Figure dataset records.
________________________________________

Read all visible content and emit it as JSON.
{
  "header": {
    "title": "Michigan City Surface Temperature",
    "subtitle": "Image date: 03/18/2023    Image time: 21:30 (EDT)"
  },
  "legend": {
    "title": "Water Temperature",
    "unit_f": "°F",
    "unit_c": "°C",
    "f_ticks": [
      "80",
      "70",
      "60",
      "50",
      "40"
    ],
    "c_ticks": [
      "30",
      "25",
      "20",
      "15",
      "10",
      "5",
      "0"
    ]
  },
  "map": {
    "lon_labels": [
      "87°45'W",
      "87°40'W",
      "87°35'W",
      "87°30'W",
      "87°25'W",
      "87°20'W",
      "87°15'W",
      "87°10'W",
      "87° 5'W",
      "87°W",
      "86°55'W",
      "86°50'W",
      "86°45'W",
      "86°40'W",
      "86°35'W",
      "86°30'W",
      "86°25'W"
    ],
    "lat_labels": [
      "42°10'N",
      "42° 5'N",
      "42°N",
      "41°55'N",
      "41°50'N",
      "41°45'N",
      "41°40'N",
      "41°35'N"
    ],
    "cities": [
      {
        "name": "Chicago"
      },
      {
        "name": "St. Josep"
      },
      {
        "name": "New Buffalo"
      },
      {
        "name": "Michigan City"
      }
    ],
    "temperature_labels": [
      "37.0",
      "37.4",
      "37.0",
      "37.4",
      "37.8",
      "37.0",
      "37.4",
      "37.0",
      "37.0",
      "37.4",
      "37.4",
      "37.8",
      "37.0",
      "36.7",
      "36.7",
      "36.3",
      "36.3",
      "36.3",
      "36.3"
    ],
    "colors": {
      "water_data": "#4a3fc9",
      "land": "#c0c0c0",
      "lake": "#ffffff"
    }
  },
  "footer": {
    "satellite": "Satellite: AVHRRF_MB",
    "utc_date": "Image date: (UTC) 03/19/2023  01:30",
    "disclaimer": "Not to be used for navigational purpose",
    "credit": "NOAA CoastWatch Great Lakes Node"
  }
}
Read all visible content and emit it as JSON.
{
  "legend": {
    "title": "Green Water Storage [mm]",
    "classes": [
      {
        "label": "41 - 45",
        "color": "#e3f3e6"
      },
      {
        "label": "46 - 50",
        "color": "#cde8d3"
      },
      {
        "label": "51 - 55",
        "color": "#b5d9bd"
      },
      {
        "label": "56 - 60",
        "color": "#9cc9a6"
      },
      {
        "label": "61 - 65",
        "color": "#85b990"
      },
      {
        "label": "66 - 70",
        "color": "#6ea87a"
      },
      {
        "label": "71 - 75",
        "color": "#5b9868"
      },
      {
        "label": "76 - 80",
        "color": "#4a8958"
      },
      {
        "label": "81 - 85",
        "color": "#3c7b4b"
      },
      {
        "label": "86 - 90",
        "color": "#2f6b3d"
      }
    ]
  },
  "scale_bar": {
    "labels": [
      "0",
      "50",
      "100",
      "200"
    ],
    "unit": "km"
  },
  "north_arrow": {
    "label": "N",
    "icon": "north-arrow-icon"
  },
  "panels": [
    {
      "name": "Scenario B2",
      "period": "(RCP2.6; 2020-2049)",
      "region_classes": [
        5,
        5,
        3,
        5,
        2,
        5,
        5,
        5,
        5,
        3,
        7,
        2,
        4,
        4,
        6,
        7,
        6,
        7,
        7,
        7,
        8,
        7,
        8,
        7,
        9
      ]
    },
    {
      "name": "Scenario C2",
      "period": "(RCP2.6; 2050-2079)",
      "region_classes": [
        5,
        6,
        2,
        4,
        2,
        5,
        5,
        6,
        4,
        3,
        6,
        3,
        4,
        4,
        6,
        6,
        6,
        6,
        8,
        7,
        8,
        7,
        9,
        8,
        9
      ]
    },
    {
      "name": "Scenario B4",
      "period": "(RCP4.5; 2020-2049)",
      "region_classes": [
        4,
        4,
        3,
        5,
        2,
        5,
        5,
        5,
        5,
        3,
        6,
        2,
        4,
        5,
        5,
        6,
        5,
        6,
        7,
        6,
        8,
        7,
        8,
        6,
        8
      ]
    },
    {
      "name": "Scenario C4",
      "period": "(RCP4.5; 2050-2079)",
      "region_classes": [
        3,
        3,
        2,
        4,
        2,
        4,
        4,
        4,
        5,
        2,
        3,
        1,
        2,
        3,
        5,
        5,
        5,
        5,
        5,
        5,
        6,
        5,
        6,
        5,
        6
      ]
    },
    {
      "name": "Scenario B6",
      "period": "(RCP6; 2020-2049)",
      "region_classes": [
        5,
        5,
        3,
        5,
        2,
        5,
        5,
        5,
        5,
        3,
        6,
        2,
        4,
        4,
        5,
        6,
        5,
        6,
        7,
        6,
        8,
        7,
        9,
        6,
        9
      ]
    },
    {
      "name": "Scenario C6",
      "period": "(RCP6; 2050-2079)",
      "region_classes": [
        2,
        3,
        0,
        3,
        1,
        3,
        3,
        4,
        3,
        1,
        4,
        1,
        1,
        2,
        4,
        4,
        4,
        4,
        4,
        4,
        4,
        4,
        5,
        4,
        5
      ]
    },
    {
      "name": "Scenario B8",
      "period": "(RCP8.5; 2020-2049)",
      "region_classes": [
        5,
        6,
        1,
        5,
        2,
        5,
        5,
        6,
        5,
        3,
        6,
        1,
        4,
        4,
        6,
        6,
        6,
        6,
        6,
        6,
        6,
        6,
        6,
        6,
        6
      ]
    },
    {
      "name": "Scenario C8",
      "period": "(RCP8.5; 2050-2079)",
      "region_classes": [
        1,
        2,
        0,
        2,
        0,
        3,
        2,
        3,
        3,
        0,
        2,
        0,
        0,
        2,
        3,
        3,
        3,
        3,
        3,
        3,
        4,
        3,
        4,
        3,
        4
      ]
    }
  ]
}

________________________________________

WHAT TO WORK ON.
Every record should be given again exactly.

TASK RESPONSE.
Read all visible content and emit it as JSON.
{
  "header": {
    "title": "Michigan City Surface Temperature",
    "subtitle": "Image date: 03/18/2023    Image time: 21:30 (EDT)"
  },
  "legend": {
    "title": "Water Temperature",
    "unit_f": "°F",
    "unit_c": "°C",
    "f_ticks": [
      "80",
      "70",
      "60",
      "50",
      "40"
    ],
    "c_ticks": [
      "30",
      "25",
      "20",
      "15",
      "10",
      "5",
      "0"
    ]
  },
  "map": {
    "lon_labels": [
      "87°45'W",
      "87°40'W",
      "87°35'W",
      "87°30'W",
      "87°25'W",
      "87°20'W",
      "87°15'W",
      "87°10'W",
      "87° 5'W",
      "87°W",
      "86°55'W",
      "86°50'W",
      "86°45'W",
      "86°40'W",
      "86°35'W",
      "86°30'W",
      "86°25'W"
    ],
    "lat_labels": [
      "42°10'N",
      "42° 5'N",
      "42°N",
      "41°55'N",
      "41°50'N",
      "41°45'N",
      "41°40'N",
      "41°35'N"
    ],
    "cities": [
      {
        "name": "Chicago"
      },
      {
        "name": "St. Josep"
      },
      {
        "name": "New Buffalo"
      },
      {
        "name": "Michigan City"
      }
    ],
    "temperature_labels": [
      "37.0",
      "37.4",
      "37.0",
      "37.4",
      "37.8",
      "37.0",
      "37.4",
      "37.0",
      "37.0",
      "37.4",
      "37.4",
      "37.8",
      "37.0",
      "36.7",
      "36.7",
      "36.3",
      "36.3",
      "36.3",
      "36.3"
    ],
    "colors": {
      "water_data": "#4a3fc9",
      "land": "#c0c0c0",
      "lake": "#ffffff"
    }
  },
  "footer": {
    "satellite": "Satellite: AVHRRF_MB",
    "utc_date": "Image date: (UTC) 03/19/2023  01:30",
    "disclaimer": "Not to be used for navigational purpose",
    "credit": "NOAA CoastWatch Great Lakes Node"
  }
}
Read all visible content and emit it as JSON.
{
  "legend": {
    "title": "Green Water Storage [mm]",
    "classes": [
      {
        "label": "41 - 45",
        "color": "#e3f3e6"
      },
      {
        "label": "46 - 50",
        "color": "#cde8d3"
      },
      {
        "label": "51 - 55",
        "color": "#b5d9bd"
      },
      {
        "label": "56 - 60",
        "color": "#9cc9a6"
      },
      {
        "label": "61 - 65",
        "color": "#85b990"
      },
      {
        "label": "66 - 70",
        "color": "#6ea87a"
      },
      {
        "label": "71 - 75",
        "color": "#5b9868"
      },
      {
        "label": "76 - 80",
        "color": "#4a8958"
      },
      {
        "label": "81 - 85",
        "color": "#3c7b4b"
      },
      {
        "label": "86 - 90",
        "color": "#2f6b3d"
      }
    ]
  },
  "scale_bar": {
    "labels": [
      "0",
      "50",
      "100",
      "200"
    ],
    "unit": "km"
  },
  "north_arrow": {
    "label": "N",
    "icon": "north-arrow-icon"
  },
  "panels": [
    {
      "name": "Scenario B2",
      "period": "(RCP2.6; 2020-2049)",
      "region_classes": [
        5,
        5,
        3,
        5,
        2,
        5,
        5,
        5,
        5,
        3,
        7,
        2,
        4,
        4,
        6,
        7,
        6,
        7,
        7,
        7,
        8,
        7,
        8,
        7,
        9
      ]
    },
    {
      "name": "Scenario C2",
      "period": "(RCP2.6; 2050-2079)",
      "region_classes": [
        5,
        6,
        2,
        4,
        2,
        5,
        5,
        6,
        4,
        3,
        6,
        3,
        4,
        4,
        6,
        6,
        6,
        6,
        8,
        7,
        8,
        7,
        9,
        8,
        9
      ]
    },
    {
      "name": "Scenario B4",
      "period": "(RCP4.5; 2020-2049)",
      "region_classes": [
        4,
        4,
        3,
        5,
        2,
        5,
        5,
        5,
        5,
        3,
        6,
        2,
        4,
        5,
        5,
        6,
        5,
        6,
        7,
        6,
        8,
        7,
        8,
        6,
        8
      ]
    },
    {
      "name": "Scenario C4",
      "period": "(RCP4.5; 2050-2079)",
      "region_classes": [
        3,
        3,
        2,
        4,
        2,
        4,
        4,
        4,
        5,
        2,
        3,
        1,
        2,
        3,
        5,
        5,
        5,
        5,
        5,
        5,
        6,
        5,
        6,
        5,
        6
      ]
    },
    {
      "name": "Scenario B6",
      "period": "(RCP6; 2020-2049)",
      "region_classes": [
        5,
        5,
        3,
        5,
        2,
        5,
        5,
        5,
        5,
        3,
        6,
        2,
        4,
        4,
        5,
        6,
        5,
        6,
        7,
        6,
        8,
        7,
        9,
        6,
        9
      ]
    },
    {
      "name": "Scenario C6",
      "period": "(RCP6; 2050-2079)",
      "region_classes": [
        2,
        3,
        0,
        3,
        1,
        3,
        3,
        4,
        3,
        1,
        4,
        1,
        1,
        2,
        4,
        4,
        4,
        4,
        4,
        4,
        4,
        4,
        5,
        4,
        5
      ]
    },
    {
      "name": "Scenario B8",
      "period": "(RCP8.5; 2020-2049)",
      "region_classes": [
        5,
        6,
        1,
        5,
        2,
        5,
        5,
        6,
        5,
        3,
        6,
        1,
        4,
        4,
        6,
        6,
        6,
        6,
        6,
        6,
        6,
        6,
        6,
        6,
        6
      ]
    },
    {
      "name": "Scenario C8",
      "period": "(RCP8.5; 2050-2079)",
      "region_classes": [
        1,
        2,
        0,
        2,
        0,
        3,
        2,
        3,
        3,
        0,
        2,
        0,
        0,
        2,
        3,
        3,
        3,
        3,
        3,
        3,
        4,
        3,
        4,
        3,
        4
      ]
    }
  ]
}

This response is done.